- Task brief
Copy the lines that follow, keeping every character the same.
::::::::::
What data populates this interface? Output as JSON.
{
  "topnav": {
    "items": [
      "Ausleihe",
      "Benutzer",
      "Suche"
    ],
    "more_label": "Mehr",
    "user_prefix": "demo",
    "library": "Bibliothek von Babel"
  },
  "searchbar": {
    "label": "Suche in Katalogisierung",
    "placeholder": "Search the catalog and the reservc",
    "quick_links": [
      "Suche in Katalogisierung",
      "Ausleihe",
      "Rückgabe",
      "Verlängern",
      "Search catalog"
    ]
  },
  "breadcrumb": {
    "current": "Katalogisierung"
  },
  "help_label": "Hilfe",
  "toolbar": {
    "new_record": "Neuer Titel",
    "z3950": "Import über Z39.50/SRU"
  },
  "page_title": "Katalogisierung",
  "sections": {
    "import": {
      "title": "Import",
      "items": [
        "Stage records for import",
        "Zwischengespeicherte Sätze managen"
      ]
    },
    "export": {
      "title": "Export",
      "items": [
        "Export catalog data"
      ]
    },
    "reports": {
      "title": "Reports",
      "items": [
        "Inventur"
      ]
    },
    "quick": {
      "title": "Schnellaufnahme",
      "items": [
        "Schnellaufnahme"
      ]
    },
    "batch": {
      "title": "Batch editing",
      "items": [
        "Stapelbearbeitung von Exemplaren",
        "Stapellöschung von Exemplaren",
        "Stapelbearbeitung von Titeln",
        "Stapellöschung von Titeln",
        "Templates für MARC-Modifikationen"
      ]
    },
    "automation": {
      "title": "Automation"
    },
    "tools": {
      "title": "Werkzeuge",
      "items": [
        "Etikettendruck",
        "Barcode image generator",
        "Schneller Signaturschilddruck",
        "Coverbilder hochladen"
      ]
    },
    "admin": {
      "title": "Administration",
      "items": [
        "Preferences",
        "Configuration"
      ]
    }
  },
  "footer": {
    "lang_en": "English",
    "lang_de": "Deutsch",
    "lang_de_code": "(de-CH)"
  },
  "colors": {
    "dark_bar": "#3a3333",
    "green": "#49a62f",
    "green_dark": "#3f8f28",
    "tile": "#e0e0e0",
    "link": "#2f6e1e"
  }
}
::::::::::
- Exercise response
What data populates this interface? Output as JSON.
{
  "topnav": {
    "items": [
      "Ausleihe",
      "Benutzer",
      "Suche"
    ],
    "more_label": "Mehr",
    "user_prefix": "demo",
    "library": "Bibliothek von Babel"
  },
  "searchbar": {
    "label": "Suche in Katalogisierung",
    "placeholder": "Search the catalog and the reservc",
    "quick_links": [
      "Suche in Katalogisierung",
      "Ausleihe",
      "Rückgabe",
      "Verlängern",
      "Search catalog"
    ]
  },
  "breadcrumb": {
    "current": "Katalogisierung"
  },
  "help_label": "Hilfe",
  "toolbar": {
    "new_record": "Neuer Titel",
    "z3950": "Import über Z39.50/SRU"
  },
  "page_title": "Katalogisierung",
  "sections": {
    "import": {
      "title": "Import",
      "items": [
        "Stage records for import",
        "Zwischengespeicherte Sätze managen"
      ]
    },
    "export": {
      "title": "Export",
      "items": [
        "Export catalog data"
      ]
    },
    "reports": {
      "title": "Reports",
      "items": [
        "Inventur"
      ]
    },
    "quick": {
      "title": "Schnellaufnahme",
      "items": [
        "Schnellaufnahme"
      ]
    },
    "batch": {
      "title": "Batch editing",
      "items": [
        "Stapelbearbeitung von Exemplaren",
        "Stapellöschung von Exemplaren",
        "Stapelbearbeitung von Titeln",
        "Stapellöschung von Titeln",
        "Templates für MARC-Modifikationen"
      ]
    },
    "automation": {
      "title": "Automation"
    },
    "tools": {
      "title": "Werkzeuge",
      "items": [
        "Etikettendruck",
        "Barcode image generator",
        "Schneller Signaturschilddruck",
        "Coverbilder hochladen"
      ]
    },
    "admin": {
      "title": "Administration",
      "items": [
        "Preferences",
        "Configuration"
      ]
    }
  },
  "footer": {
    "lang_en": "English",
    "lang_de": "Deutsch",
    "lang_de_code": "(de-CH)"
  },
  "colors": {
    "dark_bar": "#3a3333",
    "green": "#49a62f",
    "green_dark": "#3f8f28",
    "tile": "#e0e0e0",
    "link": "#2f6e1e"
  }
}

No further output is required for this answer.